* **TASK INSTRUCTIONS**
In the data below, switch every "horizontal-gridline" to "h-gridline" and leave all other text unchanged.

* **RAW DATA**
========================

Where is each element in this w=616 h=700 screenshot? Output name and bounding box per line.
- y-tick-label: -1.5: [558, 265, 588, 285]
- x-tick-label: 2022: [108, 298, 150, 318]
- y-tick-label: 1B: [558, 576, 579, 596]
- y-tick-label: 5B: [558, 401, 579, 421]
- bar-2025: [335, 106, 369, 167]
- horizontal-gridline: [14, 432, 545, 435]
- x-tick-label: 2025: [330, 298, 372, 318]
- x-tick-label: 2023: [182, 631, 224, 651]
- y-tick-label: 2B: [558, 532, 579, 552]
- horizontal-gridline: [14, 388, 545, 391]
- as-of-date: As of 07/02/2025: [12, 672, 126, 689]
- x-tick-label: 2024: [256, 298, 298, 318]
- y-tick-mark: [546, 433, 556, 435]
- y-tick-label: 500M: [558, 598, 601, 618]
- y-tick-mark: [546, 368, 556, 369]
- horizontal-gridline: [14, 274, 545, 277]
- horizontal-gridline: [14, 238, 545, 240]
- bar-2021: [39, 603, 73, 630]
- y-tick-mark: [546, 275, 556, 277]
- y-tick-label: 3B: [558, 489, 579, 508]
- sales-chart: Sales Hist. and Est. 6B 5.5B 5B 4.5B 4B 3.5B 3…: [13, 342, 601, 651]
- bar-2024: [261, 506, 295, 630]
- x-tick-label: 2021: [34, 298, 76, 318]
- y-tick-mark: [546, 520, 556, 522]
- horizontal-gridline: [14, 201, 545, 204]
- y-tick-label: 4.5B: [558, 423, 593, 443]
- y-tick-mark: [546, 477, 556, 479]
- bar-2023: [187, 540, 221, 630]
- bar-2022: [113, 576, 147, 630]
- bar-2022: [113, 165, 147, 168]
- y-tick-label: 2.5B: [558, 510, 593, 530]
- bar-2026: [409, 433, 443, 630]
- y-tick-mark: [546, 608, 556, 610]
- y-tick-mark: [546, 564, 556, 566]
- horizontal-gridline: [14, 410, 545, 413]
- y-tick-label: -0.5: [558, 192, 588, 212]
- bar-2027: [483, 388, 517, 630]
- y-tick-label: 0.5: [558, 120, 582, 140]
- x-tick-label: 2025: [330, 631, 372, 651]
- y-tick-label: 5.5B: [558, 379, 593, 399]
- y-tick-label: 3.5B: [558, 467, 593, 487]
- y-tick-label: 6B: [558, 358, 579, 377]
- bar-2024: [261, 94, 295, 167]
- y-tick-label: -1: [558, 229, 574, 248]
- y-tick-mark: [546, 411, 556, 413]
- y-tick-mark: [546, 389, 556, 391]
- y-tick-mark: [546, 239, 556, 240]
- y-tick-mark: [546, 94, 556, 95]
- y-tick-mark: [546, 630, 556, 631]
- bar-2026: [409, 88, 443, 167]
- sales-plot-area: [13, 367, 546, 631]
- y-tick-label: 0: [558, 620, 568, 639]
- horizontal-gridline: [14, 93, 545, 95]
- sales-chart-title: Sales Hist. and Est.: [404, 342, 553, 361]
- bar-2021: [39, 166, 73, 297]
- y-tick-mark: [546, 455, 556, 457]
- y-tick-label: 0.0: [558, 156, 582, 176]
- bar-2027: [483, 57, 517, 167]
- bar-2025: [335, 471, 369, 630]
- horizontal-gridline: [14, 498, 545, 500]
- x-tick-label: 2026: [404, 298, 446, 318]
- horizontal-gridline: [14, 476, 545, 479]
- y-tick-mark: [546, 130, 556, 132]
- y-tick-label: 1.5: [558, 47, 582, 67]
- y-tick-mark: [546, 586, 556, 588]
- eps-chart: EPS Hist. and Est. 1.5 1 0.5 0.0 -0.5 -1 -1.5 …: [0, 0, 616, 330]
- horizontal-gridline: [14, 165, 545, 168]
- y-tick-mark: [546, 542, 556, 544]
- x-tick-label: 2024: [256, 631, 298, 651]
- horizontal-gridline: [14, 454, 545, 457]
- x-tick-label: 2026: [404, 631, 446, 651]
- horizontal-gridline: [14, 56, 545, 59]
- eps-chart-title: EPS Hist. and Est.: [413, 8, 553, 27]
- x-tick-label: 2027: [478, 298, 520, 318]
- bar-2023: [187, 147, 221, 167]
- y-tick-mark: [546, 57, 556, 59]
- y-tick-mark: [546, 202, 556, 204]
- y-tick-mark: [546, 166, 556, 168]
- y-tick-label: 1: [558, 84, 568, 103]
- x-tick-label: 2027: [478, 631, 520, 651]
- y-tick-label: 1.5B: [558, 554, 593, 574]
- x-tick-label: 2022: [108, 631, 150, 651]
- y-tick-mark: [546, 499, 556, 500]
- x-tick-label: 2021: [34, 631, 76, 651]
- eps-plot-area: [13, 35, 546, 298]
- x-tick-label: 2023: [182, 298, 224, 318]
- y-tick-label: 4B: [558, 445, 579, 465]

========================

* **CORRECT OUTPUT**
Where is each element in this w=616 h=700 screenshot? Output name and bounding box per line.
- y-tick-label: -1.5: [558, 265, 588, 285]
- x-tick-label: 2022: [108, 298, 150, 318]
- y-tick-label: 1B: [558, 576, 579, 596]
- y-tick-label: 5B: [558, 401, 579, 421]
- bar-2025: [335, 106, 369, 167]
- h-gridline: [14, 432, 545, 435]
- x-tick-label: 2025: [330, 298, 372, 318]
- x-tick-label: 2023: [182, 631, 224, 651]
- y-tick-label: 2B: [558, 532, 579, 552]
- h-gridline: [14, 388, 545, 391]
- as-of-date: As of 07/02/2025: [12, 672, 126, 689]
- x-tick-label: 2024: [256, 298, 298, 318]
- y-tick-mark: [546, 433, 556, 435]
- y-tick-label: 500M: [558, 598, 601, 618]
- y-tick-mark: [546, 368, 556, 369]
- h-gridline: [14, 274, 545, 277]
- h-gridline: [14, 238, 545, 240]
- bar-2021: [39, 603, 73, 630]
- y-tick-mark: [546, 275, 556, 277]
- y-tick-label: 3B: [558, 489, 579, 508]
- sales-chart: Sales Hist. and Est. 6B 5.5B 5B 4.5B 4B 3.5B 3…: [13, 342, 601, 651]
- bar-2024: [261, 506, 295, 630]
- x-tick-label: 2021: [34, 298, 76, 318]
- y-tick-mark: [546, 520, 556, 522]
- h-gridline: [14, 201, 545, 204]
- y-tick-label: 4.5B: [558, 423, 593, 443]
- y-tick-mark: [546, 477, 556, 479]
- bar-2023: [187, 540, 221, 630]
- bar-2022: [113, 576, 147, 630]
- bar-2022: [113, 165, 147, 168]
- y-tick-label: 2.5B: [558, 510, 593, 530]
- bar-2026: [409, 433, 443, 630]
- y-tick-mark: [546, 608, 556, 610]
- y-tick-mark: [546, 564, 556, 566]
- h-gridline: [14, 410, 545, 413]
- y-tick-label: -0.5: [558, 192, 588, 212]
- bar-2027: [483, 388, 517, 630]
- y-tick-label: 0.5: [558, 120, 582, 140]
- x-tick-label: 2025: [330, 631, 372, 651]
- y-tick-label: 5.5B: [558, 379, 593, 399]
- y-tick-label: 3.5B: [558, 467, 593, 487]
- y-tick-label: 6B: [558, 358, 579, 377]
- bar-2024: [261, 94, 295, 167]
- y-tick-label: -1: [558, 229, 574, 248]
- y-tick-mark: [546, 411, 556, 413]
- y-tick-mark: [546, 389, 556, 391]
- y-tick-mark: [546, 239, 556, 240]
- y-tick-mark: [546, 94, 556, 95]
- y-tick-mark: [546, 630, 556, 631]
- bar-2026: [409, 88, 443, 167]
- sales-plot-area: [13, 367, 546, 631]
- y-tick-label: 0: [558, 620, 568, 639]
- h-gridline: [14, 93, 545, 95]
- sales-chart-title: Sales Hist. and Est.: [404, 342, 553, 361]
- bar-2021: [39, 166, 73, 297]
- y-tick-mark: [546, 455, 556, 457]
- y-tick-label: 0.0: [558, 156, 582, 176]
- bar-2027: [483, 57, 517, 167]
- bar-2025: [335, 471, 369, 630]
- h-gridline: [14, 498, 545, 500]
- x-tick-label: 2026: [404, 298, 446, 318]
- h-gridline: [14, 476, 545, 479]
- y-tick-mark: [546, 130, 556, 132]
- y-tick-label: 1.5: [558, 47, 582, 67]
- y-tick-mark: [546, 586, 556, 588]
- eps-chart: EPS Hist. and Est. 1.5 1 0.5 0.0 -0.5 -1 -1.5 …: [0, 0, 616, 330]
- h-gridline: [14, 165, 545, 168]
- y-tick-mark: [546, 542, 556, 544]
- x-tick-label: 2024: [256, 631, 298, 651]
- h-gridline: [14, 454, 545, 457]
- x-tick-label: 2026: [404, 631, 446, 651]
- h-gridline: [14, 56, 545, 59]
- eps-chart-title: EPS Hist. and Est.: [413, 8, 553, 27]
- x-tick-label: 2027: [478, 298, 520, 318]
- bar-2023: [187, 147, 221, 167]
- y-tick-mark: [546, 57, 556, 59]
- y-tick-mark: [546, 202, 556, 204]
- y-tick-mark: [546, 166, 556, 168]
- y-tick-label: 1: [558, 84, 568, 103]
- x-tick-label: 2027: [478, 631, 520, 651]
- y-tick-label: 1.5B: [558, 554, 593, 574]
- x-tick-label: 2022: [108, 631, 150, 651]
- y-tick-mark: [546, 499, 556, 500]
- x-tick-label: 2021: [34, 631, 76, 651]
- eps-plot-area: [13, 35, 546, 298]
- x-tick-label: 2023: [182, 298, 224, 318]
- y-tick-label: 4B: [558, 445, 579, 465]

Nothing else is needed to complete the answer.